Given task:
Keep only the lines of the data below that contain "Chantilly", and copy them.
[start Provided data]
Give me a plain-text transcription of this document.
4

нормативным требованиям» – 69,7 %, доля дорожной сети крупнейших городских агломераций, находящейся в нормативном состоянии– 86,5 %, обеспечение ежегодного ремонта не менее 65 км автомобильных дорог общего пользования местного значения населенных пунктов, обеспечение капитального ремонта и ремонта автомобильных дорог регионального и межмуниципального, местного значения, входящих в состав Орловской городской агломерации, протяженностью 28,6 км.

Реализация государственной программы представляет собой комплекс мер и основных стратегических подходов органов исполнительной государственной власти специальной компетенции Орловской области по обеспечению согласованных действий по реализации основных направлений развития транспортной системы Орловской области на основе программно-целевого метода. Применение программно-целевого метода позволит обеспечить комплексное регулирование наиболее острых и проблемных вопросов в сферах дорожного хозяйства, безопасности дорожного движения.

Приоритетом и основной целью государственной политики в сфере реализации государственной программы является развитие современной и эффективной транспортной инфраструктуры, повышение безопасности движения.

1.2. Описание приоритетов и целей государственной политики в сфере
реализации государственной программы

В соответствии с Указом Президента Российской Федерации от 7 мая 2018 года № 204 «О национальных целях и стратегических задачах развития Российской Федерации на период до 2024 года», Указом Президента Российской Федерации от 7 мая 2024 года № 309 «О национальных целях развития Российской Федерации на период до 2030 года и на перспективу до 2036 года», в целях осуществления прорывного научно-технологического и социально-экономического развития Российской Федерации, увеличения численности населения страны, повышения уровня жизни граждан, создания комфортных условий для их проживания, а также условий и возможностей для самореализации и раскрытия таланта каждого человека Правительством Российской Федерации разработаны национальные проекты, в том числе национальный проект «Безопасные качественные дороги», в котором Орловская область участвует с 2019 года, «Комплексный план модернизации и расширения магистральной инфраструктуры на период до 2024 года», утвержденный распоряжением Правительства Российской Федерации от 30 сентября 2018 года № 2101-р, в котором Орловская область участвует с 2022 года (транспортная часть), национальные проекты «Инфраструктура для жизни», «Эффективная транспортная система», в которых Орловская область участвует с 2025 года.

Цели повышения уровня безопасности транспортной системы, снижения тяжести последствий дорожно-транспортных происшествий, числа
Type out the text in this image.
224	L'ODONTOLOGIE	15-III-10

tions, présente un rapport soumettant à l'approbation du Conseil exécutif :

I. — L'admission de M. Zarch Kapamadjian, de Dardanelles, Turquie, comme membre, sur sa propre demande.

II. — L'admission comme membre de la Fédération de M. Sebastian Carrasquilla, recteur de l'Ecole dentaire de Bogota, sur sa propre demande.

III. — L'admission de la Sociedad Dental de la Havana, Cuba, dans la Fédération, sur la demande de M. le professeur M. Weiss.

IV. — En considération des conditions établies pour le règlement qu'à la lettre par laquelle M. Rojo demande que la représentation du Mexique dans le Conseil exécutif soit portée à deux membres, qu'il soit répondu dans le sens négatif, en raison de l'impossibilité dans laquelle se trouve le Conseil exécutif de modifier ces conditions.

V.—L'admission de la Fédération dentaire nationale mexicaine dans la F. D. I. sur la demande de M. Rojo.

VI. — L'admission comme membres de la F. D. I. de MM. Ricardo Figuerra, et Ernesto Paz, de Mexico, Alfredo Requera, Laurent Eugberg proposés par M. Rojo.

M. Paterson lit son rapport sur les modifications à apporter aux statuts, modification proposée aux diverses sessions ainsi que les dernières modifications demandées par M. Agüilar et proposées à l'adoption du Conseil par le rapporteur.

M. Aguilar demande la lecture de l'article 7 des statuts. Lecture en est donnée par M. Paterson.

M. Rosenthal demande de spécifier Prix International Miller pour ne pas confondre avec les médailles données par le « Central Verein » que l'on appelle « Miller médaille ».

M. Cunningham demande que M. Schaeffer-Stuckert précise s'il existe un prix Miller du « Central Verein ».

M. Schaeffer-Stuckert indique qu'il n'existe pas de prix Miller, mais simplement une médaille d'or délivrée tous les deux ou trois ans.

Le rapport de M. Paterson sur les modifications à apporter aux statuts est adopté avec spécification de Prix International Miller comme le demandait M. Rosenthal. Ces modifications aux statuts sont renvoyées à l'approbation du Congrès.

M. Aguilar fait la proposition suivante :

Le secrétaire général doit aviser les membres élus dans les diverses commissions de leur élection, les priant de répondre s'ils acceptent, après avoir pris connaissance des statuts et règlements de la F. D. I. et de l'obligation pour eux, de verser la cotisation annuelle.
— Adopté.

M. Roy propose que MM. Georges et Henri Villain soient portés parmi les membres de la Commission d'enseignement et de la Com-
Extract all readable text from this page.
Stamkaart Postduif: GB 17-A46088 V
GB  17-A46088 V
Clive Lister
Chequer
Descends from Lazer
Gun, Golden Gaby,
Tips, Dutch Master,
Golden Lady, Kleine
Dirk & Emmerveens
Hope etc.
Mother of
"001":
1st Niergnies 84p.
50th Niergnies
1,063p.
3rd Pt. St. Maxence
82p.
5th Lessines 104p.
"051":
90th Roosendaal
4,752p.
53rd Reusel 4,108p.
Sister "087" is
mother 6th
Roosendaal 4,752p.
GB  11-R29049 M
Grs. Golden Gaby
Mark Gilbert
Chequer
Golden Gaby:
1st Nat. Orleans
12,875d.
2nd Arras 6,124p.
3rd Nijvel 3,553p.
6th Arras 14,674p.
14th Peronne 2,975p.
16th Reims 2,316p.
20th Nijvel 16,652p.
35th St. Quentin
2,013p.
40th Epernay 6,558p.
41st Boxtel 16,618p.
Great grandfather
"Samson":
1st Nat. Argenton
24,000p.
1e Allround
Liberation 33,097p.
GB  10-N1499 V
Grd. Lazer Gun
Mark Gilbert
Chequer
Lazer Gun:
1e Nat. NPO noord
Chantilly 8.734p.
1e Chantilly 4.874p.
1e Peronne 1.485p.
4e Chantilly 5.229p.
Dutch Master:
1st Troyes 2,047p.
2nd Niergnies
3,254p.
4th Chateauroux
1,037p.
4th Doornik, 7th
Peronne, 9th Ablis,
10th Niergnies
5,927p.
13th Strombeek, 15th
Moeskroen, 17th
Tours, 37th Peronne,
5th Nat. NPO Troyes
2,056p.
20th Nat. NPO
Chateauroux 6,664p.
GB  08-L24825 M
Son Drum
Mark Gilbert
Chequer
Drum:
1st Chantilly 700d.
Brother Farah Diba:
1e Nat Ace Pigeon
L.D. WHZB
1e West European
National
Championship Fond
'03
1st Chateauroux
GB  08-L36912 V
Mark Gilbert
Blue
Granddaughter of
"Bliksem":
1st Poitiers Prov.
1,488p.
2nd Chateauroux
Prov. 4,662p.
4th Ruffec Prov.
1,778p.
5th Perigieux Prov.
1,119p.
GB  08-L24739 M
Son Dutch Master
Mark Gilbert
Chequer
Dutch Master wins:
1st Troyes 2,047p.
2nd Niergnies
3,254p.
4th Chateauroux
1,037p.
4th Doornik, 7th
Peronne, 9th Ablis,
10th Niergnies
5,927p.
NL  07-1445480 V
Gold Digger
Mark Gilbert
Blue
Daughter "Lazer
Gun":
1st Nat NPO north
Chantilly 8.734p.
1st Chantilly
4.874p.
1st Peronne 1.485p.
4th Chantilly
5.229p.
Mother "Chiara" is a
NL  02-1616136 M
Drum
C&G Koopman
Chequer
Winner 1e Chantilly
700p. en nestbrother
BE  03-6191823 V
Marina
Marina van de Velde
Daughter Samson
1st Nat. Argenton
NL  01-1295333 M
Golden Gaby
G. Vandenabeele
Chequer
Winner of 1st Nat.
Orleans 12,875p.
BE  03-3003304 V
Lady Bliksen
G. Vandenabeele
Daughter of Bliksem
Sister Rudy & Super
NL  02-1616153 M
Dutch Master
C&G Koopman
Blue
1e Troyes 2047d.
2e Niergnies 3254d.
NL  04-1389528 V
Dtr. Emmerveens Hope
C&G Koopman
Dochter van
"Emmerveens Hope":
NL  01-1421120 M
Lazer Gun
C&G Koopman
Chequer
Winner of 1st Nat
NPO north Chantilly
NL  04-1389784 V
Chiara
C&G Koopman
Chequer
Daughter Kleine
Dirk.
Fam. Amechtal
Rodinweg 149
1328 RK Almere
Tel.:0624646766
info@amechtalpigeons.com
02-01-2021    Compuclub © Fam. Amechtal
[end Provided data]
Solution to this problem:
Chantilly 8.734p.
1e Chantilly 4.874p.
4e Chantilly 5.229p.
1st Chantilly 700d.
Chantilly 8.734p.
1st Chantilly
4th Chantilly
Winner 1e Chantilly
NPO north Chantilly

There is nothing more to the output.